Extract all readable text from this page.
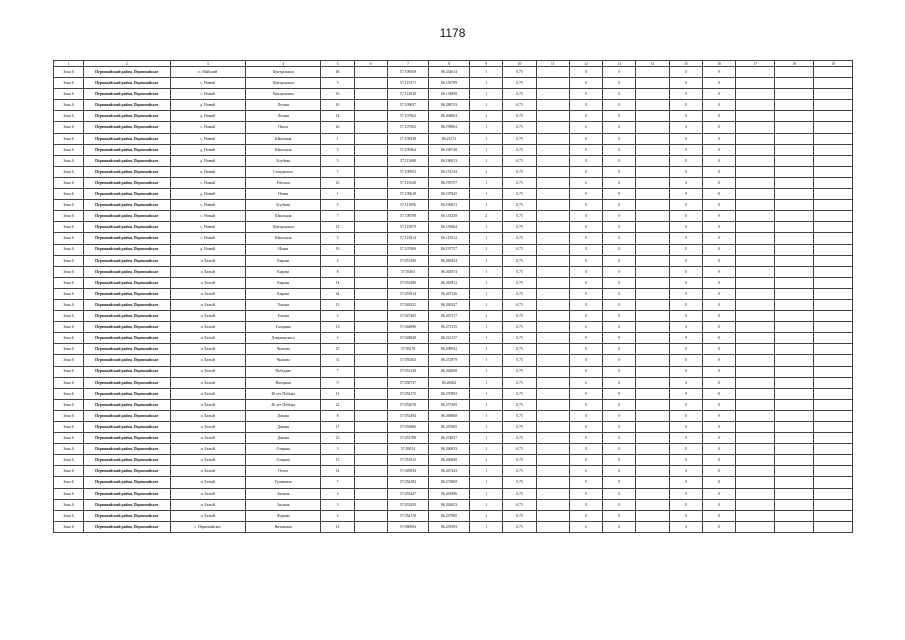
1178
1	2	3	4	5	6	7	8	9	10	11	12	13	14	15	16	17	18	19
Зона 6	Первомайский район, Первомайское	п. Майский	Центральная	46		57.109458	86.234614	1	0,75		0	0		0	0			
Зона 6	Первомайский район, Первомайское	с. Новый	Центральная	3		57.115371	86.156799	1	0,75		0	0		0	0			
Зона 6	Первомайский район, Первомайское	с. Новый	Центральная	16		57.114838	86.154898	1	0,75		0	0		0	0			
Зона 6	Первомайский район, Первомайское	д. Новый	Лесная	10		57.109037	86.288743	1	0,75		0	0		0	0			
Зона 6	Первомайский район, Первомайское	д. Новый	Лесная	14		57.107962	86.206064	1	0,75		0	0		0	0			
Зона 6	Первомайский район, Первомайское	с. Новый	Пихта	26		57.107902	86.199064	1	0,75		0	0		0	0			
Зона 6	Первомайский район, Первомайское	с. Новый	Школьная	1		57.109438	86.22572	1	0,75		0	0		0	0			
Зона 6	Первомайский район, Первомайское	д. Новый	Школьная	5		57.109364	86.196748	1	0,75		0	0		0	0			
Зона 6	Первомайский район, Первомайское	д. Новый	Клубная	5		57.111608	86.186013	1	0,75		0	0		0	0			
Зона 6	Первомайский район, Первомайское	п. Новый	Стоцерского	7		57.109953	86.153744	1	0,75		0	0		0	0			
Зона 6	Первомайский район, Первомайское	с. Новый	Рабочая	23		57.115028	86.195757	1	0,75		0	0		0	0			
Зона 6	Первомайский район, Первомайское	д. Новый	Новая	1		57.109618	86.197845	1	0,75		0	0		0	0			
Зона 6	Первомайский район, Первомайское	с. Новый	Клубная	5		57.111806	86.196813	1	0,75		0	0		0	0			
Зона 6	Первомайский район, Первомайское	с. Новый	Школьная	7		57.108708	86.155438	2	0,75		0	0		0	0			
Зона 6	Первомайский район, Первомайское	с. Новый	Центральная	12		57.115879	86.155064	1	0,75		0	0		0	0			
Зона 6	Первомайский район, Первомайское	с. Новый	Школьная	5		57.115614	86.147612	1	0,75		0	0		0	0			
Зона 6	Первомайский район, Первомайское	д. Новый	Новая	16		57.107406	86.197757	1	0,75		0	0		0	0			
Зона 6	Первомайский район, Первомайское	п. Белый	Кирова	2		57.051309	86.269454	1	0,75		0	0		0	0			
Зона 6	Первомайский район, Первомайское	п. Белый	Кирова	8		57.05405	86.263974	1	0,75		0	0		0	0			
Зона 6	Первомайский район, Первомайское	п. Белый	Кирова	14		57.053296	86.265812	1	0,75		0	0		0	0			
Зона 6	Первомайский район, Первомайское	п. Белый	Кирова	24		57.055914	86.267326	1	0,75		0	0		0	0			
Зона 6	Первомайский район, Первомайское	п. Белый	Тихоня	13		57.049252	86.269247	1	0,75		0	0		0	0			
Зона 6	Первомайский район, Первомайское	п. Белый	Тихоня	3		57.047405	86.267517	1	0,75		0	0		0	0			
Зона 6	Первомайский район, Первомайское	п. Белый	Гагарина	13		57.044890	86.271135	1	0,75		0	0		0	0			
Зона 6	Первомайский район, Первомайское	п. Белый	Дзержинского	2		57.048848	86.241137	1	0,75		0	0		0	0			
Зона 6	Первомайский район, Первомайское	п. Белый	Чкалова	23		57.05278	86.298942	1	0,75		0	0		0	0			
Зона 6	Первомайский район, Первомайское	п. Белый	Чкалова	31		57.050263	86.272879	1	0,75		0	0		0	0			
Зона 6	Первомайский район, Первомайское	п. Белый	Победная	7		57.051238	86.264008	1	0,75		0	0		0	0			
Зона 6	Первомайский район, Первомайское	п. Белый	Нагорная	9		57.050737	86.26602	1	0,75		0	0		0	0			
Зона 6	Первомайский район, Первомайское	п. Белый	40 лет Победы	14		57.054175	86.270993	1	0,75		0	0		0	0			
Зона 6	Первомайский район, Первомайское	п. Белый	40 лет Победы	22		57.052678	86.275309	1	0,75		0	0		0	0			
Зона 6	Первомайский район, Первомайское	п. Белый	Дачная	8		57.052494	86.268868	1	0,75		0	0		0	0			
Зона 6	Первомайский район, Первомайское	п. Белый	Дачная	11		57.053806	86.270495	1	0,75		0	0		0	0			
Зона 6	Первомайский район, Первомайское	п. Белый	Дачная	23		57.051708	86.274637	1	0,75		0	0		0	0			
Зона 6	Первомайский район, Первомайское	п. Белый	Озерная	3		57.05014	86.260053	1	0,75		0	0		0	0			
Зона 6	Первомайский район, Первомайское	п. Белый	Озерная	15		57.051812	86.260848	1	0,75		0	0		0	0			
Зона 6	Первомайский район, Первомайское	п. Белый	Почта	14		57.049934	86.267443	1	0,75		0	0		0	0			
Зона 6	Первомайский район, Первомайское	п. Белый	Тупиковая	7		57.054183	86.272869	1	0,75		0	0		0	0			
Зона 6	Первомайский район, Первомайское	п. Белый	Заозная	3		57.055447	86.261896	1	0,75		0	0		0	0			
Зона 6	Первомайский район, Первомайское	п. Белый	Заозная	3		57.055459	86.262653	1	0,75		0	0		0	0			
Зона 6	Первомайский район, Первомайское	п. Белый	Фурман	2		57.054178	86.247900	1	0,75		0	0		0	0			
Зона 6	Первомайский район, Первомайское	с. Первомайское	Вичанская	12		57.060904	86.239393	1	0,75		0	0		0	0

········

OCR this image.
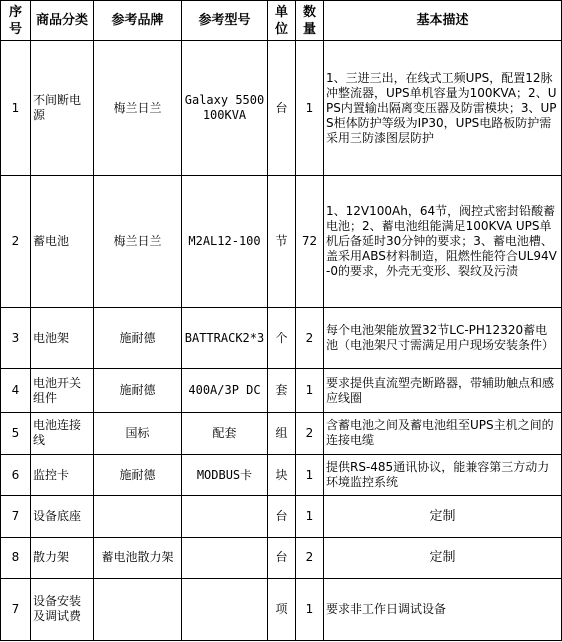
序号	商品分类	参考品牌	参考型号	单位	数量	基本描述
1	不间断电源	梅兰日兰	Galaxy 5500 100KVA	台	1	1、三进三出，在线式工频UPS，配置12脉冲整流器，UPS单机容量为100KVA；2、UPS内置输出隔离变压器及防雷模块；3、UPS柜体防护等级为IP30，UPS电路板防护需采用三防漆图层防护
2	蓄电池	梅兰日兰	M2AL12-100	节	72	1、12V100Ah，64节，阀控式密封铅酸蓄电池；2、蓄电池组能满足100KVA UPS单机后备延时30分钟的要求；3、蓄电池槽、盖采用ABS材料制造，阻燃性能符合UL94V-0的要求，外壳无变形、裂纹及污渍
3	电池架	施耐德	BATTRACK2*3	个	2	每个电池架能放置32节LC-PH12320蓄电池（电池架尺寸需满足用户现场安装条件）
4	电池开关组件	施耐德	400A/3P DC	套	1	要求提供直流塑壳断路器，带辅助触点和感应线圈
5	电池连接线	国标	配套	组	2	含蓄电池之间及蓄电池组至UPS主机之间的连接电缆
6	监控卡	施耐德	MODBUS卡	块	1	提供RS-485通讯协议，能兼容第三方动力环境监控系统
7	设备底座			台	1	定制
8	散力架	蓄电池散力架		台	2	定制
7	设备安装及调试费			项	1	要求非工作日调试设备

········

* _What needs to be done_
Locate the lines above that hold the word "Чкалова". Show every one of them.

* _Worked solution_
Зона 6	Первомайский район, Первомайское	п. Белый	Чкалова	23		57.05278	86.298942	1	0,75		0	0		0	0			
Зона 6	Первомайский район, Первомайское	п. Белый	Чкалова	31		57.050263	86.272879	1	0,75		0	0		0	0			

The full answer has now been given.